Data to process:
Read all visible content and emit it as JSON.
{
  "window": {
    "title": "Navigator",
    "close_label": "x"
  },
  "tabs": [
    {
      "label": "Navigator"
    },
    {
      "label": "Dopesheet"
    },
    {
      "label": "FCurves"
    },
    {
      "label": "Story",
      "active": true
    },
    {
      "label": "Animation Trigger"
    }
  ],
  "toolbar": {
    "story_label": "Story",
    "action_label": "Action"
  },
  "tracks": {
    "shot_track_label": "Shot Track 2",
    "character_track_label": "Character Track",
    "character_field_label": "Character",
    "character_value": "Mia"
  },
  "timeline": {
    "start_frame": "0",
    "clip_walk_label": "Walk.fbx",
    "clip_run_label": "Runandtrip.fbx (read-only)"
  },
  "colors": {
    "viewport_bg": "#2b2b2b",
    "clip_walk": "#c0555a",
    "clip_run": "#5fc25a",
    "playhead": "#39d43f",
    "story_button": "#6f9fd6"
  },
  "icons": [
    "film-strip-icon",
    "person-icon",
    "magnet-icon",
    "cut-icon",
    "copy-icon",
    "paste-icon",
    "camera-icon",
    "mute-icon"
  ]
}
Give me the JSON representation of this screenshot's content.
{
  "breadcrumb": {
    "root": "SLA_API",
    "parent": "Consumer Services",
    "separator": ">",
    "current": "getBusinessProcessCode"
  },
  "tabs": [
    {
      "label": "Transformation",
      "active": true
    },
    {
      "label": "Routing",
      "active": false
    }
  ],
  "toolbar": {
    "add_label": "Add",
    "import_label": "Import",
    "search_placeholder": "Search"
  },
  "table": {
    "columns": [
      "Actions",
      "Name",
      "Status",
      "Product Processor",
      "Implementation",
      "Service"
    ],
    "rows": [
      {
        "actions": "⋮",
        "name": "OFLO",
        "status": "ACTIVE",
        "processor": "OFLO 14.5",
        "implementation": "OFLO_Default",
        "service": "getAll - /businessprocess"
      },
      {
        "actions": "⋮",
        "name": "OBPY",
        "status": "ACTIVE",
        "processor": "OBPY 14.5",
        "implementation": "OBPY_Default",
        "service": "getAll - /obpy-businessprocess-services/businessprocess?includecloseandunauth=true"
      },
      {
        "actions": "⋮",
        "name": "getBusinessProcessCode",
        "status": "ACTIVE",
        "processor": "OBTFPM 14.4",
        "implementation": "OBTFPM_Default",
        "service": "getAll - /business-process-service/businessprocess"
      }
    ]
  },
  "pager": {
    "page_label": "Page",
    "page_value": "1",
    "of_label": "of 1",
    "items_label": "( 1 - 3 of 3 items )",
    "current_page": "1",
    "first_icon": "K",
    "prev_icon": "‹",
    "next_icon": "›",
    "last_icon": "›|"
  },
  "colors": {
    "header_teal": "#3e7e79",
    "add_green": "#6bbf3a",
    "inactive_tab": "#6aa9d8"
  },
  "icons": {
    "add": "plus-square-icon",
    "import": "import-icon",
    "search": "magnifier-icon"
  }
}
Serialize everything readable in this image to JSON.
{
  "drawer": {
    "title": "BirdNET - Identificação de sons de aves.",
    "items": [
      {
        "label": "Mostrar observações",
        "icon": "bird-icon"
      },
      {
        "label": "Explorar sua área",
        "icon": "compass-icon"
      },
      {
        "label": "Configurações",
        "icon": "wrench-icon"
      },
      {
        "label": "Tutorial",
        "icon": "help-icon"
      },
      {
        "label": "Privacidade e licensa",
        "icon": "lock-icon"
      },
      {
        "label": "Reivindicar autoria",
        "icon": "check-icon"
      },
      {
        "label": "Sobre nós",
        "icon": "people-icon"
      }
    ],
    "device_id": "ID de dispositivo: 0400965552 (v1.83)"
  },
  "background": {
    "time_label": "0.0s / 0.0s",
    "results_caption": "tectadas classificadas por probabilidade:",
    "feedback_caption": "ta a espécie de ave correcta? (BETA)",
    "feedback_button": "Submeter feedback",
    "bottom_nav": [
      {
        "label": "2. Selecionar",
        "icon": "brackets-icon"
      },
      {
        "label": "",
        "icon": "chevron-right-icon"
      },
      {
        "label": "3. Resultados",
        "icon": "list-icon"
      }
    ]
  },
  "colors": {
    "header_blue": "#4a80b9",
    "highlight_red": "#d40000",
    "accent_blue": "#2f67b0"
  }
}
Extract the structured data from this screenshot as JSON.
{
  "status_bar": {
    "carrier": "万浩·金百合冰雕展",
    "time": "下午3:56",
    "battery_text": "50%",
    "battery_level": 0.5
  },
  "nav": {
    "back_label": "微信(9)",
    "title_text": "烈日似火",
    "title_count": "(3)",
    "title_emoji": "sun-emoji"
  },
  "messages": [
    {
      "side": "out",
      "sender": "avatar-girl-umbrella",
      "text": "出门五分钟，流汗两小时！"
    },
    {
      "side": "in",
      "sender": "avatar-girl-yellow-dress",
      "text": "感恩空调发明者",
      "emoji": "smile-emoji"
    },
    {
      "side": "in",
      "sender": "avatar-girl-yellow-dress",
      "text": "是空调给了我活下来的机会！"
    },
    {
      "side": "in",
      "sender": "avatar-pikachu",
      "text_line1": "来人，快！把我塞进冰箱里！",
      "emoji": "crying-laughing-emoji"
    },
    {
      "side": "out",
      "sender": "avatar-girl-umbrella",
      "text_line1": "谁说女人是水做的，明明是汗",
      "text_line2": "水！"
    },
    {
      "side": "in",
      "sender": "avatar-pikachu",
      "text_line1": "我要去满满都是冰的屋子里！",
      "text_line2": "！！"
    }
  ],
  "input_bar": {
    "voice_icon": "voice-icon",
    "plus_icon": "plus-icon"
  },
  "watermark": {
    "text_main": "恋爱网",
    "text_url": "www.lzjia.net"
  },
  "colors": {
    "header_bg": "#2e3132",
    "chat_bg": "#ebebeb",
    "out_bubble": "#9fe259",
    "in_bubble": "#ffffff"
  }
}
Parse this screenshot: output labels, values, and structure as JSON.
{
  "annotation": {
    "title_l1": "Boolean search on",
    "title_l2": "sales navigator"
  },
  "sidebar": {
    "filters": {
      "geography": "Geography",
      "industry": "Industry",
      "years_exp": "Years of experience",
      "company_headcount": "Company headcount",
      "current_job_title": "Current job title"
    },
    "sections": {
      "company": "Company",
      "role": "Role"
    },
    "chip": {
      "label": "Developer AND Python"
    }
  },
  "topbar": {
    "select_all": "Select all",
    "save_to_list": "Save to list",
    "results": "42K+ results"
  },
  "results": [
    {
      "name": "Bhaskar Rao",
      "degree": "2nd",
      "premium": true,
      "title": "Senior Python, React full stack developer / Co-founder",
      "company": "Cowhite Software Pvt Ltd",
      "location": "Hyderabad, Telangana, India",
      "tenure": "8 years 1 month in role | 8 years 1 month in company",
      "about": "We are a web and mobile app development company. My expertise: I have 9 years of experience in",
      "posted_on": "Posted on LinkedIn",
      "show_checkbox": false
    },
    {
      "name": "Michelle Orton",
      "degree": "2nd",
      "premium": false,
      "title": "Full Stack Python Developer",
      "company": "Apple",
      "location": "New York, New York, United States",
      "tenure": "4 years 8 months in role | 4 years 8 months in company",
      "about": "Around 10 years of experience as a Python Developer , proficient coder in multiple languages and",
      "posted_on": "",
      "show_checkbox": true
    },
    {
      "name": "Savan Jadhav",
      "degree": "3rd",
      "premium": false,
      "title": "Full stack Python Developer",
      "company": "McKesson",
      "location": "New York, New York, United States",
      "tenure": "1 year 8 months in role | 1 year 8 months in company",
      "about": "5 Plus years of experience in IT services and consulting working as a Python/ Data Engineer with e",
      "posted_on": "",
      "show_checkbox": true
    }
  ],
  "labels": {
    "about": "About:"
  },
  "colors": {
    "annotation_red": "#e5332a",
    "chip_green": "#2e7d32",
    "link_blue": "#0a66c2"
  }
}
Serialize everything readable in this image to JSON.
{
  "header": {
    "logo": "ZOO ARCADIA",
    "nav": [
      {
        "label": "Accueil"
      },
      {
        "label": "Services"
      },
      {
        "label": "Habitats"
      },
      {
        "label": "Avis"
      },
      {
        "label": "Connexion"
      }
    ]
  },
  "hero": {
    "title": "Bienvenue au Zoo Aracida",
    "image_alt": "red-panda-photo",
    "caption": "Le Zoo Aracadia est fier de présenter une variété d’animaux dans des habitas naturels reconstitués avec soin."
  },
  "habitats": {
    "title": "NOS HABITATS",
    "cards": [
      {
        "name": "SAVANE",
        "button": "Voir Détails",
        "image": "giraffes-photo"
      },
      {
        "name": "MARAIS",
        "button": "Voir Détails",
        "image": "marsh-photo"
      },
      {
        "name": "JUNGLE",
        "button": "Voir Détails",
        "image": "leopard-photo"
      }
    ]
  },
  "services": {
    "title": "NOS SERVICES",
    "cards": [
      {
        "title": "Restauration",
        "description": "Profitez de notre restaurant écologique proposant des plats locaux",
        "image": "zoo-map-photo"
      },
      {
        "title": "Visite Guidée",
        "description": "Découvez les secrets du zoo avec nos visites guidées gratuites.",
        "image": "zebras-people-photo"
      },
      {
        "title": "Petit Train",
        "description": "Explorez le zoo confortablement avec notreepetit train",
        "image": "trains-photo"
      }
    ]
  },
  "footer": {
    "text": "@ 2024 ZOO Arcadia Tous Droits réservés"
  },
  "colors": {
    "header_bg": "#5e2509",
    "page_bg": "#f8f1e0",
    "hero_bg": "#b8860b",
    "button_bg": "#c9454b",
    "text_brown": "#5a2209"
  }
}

Aim: Within the data above, pick out all lines holding the word "content".

Output of the task:
Read all visible content and emit it as JSON.
Give me the JSON representation of this screenshot's content.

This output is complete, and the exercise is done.